[BEGIN]

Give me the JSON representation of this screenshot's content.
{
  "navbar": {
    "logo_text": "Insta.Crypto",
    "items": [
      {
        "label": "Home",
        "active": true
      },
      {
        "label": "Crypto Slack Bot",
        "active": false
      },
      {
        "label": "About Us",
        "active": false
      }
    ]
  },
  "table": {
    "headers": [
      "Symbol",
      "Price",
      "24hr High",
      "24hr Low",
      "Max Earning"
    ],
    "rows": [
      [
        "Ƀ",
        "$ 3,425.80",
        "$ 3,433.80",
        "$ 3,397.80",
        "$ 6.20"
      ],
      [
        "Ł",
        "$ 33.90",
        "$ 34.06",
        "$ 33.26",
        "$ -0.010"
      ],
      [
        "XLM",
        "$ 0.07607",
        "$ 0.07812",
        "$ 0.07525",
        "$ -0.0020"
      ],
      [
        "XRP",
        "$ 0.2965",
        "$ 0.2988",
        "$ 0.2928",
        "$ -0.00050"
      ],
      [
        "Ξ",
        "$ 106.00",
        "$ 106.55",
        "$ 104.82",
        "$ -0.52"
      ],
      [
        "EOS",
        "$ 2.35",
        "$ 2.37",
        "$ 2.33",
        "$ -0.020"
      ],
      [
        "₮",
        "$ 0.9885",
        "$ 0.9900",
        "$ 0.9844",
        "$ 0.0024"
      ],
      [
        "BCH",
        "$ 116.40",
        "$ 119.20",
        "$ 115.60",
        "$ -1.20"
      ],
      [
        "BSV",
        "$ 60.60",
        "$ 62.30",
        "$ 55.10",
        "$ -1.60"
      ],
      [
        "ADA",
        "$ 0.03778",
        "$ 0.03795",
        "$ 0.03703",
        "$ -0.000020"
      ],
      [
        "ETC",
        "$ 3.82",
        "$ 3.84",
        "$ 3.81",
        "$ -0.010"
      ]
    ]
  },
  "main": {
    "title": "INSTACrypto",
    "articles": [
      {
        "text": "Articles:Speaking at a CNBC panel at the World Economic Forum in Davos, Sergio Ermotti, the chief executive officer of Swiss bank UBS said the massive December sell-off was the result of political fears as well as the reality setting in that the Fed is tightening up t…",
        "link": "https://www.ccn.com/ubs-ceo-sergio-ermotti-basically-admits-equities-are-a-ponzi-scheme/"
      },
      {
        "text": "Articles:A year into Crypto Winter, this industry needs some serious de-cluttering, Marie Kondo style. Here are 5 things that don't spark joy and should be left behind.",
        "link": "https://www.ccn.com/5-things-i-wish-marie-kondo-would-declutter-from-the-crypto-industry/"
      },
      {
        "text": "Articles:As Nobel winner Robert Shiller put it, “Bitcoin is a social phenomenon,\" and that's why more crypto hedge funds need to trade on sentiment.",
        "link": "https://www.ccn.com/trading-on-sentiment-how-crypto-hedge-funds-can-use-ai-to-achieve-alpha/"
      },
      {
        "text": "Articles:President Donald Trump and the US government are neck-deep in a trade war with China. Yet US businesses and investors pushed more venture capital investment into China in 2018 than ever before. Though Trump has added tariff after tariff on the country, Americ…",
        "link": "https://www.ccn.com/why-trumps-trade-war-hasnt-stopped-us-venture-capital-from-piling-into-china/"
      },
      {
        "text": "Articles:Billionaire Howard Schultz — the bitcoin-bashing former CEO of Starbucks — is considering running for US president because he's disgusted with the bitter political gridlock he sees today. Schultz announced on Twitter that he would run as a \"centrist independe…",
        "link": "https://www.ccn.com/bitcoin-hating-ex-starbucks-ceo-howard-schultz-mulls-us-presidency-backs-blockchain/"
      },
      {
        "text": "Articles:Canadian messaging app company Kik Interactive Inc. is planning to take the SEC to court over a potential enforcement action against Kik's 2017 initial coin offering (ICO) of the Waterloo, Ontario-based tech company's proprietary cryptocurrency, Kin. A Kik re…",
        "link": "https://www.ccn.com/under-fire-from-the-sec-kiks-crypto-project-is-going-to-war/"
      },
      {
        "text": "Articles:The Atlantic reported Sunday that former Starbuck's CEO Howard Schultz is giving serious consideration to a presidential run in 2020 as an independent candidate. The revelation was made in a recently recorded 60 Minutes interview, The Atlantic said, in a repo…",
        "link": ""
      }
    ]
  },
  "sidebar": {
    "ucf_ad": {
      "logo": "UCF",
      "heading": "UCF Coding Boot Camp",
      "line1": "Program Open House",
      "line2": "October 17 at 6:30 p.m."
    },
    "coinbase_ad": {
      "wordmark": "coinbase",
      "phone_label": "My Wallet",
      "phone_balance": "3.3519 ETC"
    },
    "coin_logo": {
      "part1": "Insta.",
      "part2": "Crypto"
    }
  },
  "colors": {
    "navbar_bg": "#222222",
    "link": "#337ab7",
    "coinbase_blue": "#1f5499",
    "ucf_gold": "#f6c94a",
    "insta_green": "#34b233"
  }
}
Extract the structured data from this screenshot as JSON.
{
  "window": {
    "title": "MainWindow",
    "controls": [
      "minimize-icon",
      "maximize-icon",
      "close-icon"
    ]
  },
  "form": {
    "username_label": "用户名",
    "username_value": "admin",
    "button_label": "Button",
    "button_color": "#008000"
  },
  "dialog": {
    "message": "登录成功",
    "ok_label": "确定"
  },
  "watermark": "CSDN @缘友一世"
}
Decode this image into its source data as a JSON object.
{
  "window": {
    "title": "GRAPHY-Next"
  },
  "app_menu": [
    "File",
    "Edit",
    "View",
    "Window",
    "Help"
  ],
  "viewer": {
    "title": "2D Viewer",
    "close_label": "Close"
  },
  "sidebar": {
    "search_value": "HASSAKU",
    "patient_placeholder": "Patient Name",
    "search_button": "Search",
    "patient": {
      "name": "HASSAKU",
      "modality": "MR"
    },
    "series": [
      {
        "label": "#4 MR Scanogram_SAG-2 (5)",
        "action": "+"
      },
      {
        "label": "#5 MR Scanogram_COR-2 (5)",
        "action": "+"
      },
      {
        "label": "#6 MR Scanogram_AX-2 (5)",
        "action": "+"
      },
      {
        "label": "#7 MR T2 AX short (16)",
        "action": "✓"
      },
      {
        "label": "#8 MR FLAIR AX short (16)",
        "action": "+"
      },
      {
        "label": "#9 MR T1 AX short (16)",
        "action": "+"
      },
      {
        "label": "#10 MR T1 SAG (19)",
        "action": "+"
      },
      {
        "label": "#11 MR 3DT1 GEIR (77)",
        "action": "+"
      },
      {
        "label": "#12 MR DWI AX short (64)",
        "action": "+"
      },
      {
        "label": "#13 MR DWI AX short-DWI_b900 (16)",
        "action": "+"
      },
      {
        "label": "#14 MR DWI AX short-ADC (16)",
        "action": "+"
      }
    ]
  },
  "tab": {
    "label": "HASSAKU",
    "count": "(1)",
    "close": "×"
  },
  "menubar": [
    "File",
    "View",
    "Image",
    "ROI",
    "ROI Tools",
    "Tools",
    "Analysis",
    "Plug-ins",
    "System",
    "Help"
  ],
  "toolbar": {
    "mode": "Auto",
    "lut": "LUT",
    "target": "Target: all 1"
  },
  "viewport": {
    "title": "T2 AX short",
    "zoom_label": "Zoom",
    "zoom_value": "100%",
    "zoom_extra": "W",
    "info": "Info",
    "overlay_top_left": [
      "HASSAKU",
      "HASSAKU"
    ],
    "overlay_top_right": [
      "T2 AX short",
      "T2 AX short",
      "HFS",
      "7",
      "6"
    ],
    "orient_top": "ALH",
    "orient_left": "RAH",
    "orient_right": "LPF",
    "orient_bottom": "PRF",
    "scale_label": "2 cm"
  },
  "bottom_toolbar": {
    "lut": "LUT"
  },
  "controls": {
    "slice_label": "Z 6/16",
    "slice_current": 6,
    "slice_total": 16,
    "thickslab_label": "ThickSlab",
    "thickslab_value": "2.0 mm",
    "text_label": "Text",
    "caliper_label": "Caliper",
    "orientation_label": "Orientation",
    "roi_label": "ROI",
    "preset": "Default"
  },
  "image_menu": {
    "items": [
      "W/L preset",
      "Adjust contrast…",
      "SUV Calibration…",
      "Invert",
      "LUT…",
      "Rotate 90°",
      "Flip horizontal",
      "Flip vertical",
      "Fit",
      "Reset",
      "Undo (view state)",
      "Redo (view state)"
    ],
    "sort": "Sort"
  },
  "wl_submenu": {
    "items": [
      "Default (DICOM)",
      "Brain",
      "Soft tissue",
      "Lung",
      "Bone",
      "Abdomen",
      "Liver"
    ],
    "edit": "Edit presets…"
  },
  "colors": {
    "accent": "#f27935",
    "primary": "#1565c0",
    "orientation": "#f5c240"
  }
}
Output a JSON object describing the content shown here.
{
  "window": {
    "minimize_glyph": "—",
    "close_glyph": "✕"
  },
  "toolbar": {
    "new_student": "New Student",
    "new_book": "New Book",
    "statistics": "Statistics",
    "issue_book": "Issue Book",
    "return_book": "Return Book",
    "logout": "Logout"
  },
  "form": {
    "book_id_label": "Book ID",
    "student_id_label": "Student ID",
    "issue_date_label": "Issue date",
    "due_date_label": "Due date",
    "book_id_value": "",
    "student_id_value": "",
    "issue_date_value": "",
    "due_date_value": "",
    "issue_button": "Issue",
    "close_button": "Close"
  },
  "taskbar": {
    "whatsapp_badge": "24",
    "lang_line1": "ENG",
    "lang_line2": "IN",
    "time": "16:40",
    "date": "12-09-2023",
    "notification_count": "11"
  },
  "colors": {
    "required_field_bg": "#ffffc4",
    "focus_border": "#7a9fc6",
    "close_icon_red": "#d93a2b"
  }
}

[END]

**DIRECTIVE**
Scan the listing above. Gather each line that contains the word "title".

**WRITTEN ANSWER**
    "title": "INSTACrypto",
    "title": "MainWindow",
    "title": "GRAPHY-Next"
    "title": "2D Viewer",
    "title": "T2 AX short",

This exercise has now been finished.